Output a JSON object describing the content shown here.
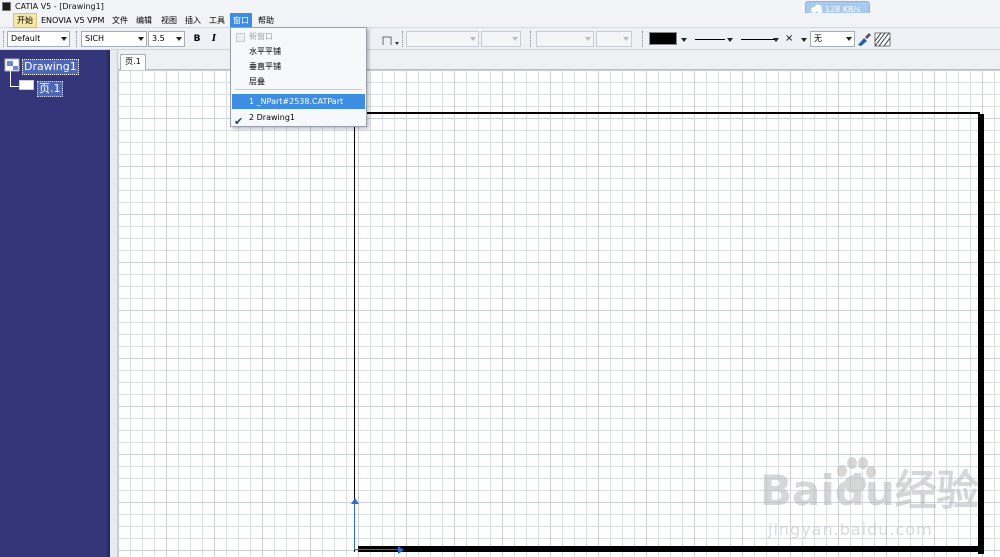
{
  "titlebar": {
    "title": "CATIA V5 - [Drawing1]"
  },
  "speed_widget": {
    "speed": "128 KB/s",
    "icon": "cloud-icon",
    "color": "#a9c9ee"
  },
  "menubar": {
    "items": [
      "开始",
      "ENOVIA V5 VPM",
      "文件",
      "编辑",
      "视图",
      "插入",
      "工具",
      "窗口",
      "帮助"
    ],
    "active_index": 7
  },
  "toolbar": {
    "style_value": "Default",
    "font_value": "SICH",
    "size_value": "3.5",
    "bold_label": "B",
    "italic_label": "I",
    "color_value": "#000000",
    "linetype_value": "×",
    "fill_value": "无"
  },
  "tree": {
    "root_label": "Drawing1",
    "child_label": "页.1",
    "accent": "#35357a"
  },
  "sheet_tab": {
    "label": "页.1"
  },
  "window_menu": {
    "items": [
      {
        "label": "新窗口",
        "state": "disabled"
      },
      {
        "label": "水平平铺",
        "state": "normal"
      },
      {
        "label": "垂直平铺",
        "state": "normal"
      },
      {
        "label": "层叠",
        "state": "normal"
      },
      {
        "label": "1 _NPart#2538.CATPart",
        "state": "highlight"
      },
      {
        "label": "2 Drawing1",
        "state": "checked"
      }
    ],
    "highlight_color": "#3d8ee2"
  },
  "watermark": {
    "brand": "Baidu经验",
    "url": "jingyan.baidu.com"
  }
}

What to produce -
Quote the material in full and exactly; do not carry over its pictures.

Expected output -
Output a JSON object describing the content shown here.
{
  "titlebar": {
    "title": "CATIA V5 - [Drawing1]"
  },
  "speed_widget": {
    "speed": "128 KB/s",
    "icon": "cloud-icon",
    "color": "#a9c9ee"
  },
  "menubar": {
    "items": [
      "开始",
      "ENOVIA V5 VPM",
      "文件",
      "编辑",
      "视图",
      "插入",
      "工具",
      "窗口",
      "帮助"
    ],
    "active_index": 7
  },
  "toolbar": {
    "style_value": "Default",
    "font_value": "SICH",
    "size_value": "3.5",
    "bold_label": "B",
    "italic_label": "I",
    "color_value": "#000000",
    "linetype_value": "×",
    "fill_value": "无"
  },
  "tree": {
    "root_label": "Drawing1",
    "child_label": "页.1",
    "accent": "#35357a"
  },
  "sheet_tab": {
    "label": "页.1"
  },
  "window_menu": {
    "items": [
      {
        "label": "新窗口",
        "state": "disabled"
      },
      {
        "label": "水平平铺",
        "state": "normal"
      },
      {
        "label": "垂直平铺",
        "state": "normal"
      },
      {
        "label": "层叠",
        "state": "normal"
      },
      {
        "label": "1 _NPart#2538.CATPart",
        "state": "highlight"
      },
      {
        "label": "2 Drawing1",
        "state": "checked"
      }
    ],
    "highlight_color": "#3d8ee2"
  },
  "watermark": {
    "brand": "Baidu经验",
    "url": "jingyan.baidu.com"
  }
}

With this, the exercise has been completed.